----- DATA UNDER STUDY -----

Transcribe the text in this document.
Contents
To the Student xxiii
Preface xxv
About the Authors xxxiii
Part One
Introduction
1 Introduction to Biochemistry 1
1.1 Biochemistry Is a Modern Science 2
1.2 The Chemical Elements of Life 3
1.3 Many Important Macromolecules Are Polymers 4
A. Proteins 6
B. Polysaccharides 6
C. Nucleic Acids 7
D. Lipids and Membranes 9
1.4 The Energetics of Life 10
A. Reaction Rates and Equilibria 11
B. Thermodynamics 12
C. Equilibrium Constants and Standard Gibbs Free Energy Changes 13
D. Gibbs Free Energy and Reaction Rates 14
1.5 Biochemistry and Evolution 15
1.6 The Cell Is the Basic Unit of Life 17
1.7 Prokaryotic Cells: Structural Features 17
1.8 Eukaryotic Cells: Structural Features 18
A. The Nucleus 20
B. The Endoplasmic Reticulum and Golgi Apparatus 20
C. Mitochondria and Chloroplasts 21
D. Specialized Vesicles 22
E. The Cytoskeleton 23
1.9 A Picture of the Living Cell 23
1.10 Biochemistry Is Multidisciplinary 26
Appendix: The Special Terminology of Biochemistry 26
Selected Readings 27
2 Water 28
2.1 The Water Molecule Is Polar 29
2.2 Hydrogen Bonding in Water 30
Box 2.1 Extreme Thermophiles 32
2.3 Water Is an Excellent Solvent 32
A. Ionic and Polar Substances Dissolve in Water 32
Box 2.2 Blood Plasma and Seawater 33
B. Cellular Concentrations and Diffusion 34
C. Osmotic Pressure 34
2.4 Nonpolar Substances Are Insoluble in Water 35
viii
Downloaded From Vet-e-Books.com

-----

◆ EXERCISE DESCRIPTION
Looking at the entries above, count the lines that contain "Introduction" and answer with only the number.

◆ RESPONSE AREA
2